En 2005, ces travailleurs pauvres (working poors) forment le gros des 17 % de pauvres, sans oublier les retraités dont 20% vivent au-dessous du seuil de pauvreté ou encore les 2,7 millions d’invalides du travail qui représentent 7,5 % de la population active et dont 750 000 déclarent vouloir travailler ! Ce sont en majorité des victimes de la désindustrialisation du pays (au Nord, surtout) qui s'est alors tourné massivement vers les services.

Il faut savoir aussi qu'en deçà d’un certain seuil de revenu (National Income Contribution : 82 livres hebdomadaires en 2005), ni les employeurs ni les salariés ne cotisent pour les droits d'admissibilité à la retraire. Ce qui signifie que ces travailleurs devraient épargner pour se payer une retraite, tandis que d'autres devraient le faire pour améliorer une retraite de base dérisoire. En 2003, le ministre de l’emploi et des retraites, Andrew Smith, estimait alors à près de 13 millions les travailleurs n’épargnant pas assez pour financer leur retraite. Comment pourraient-ils se payer une retraite complémentaire qui, selon Smith, toujours, représente 320 € d'économie par mois dès l’âge de 30 ans pour une retraite décente ?

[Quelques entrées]
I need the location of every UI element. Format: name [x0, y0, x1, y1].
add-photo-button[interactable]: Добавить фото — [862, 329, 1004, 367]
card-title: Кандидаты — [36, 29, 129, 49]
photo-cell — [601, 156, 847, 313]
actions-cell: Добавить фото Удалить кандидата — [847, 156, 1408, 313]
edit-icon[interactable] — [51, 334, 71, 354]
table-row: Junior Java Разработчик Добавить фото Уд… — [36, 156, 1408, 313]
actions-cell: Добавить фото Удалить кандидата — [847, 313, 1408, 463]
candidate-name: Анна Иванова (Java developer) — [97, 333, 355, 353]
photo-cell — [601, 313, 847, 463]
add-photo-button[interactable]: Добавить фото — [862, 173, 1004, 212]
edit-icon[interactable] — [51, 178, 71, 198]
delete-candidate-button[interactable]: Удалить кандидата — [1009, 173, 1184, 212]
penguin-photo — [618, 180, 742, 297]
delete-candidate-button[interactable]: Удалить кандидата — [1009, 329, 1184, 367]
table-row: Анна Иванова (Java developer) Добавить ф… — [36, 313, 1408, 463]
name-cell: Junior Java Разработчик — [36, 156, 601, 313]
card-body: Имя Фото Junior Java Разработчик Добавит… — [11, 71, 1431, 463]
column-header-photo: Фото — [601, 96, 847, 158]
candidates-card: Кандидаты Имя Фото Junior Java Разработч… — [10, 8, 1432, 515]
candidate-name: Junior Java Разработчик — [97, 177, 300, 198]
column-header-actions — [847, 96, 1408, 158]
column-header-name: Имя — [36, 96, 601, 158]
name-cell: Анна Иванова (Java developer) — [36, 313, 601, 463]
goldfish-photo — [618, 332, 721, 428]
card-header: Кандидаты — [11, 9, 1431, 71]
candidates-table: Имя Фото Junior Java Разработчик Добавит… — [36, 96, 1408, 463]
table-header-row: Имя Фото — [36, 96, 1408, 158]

• _Objectif de la tâche_
Pouvez-vous reprendre tout ce qui va de « Il faut savoir » jusqu'à « retraite décente ? » dans le texte sur les travailleurs pauvres et la retraite, en substituant « économiser » à « épargner » ?

• _Réponse attendue_
Il faut savoir aussi qu'en deçà d’un certain seuil de revenu (National Income Contribution : 82 livres hebdomadaires en 2005), ni les employeurs ni les salariés ne cotisent pour les droits d'admissibilité à la retraire. Ce qui signifie que ces travailleurs devraient économiser pour se payer une retraite, tandis que d'autres devraient le faire pour améliorer une retraite de base dérisoire. En 2003, le ministre de l’emploi et des retraites, Andrew Smith, estimait alors à près de 13 millions les travailleurs n’épargnant pas assez pour financer leur retraite. Comment pourraient-ils se payer une retraite complémentaire qui, selon Smith, toujours, représente 320 € d'économie par mois dès l’âge de 30 ans pour une retraite décente ?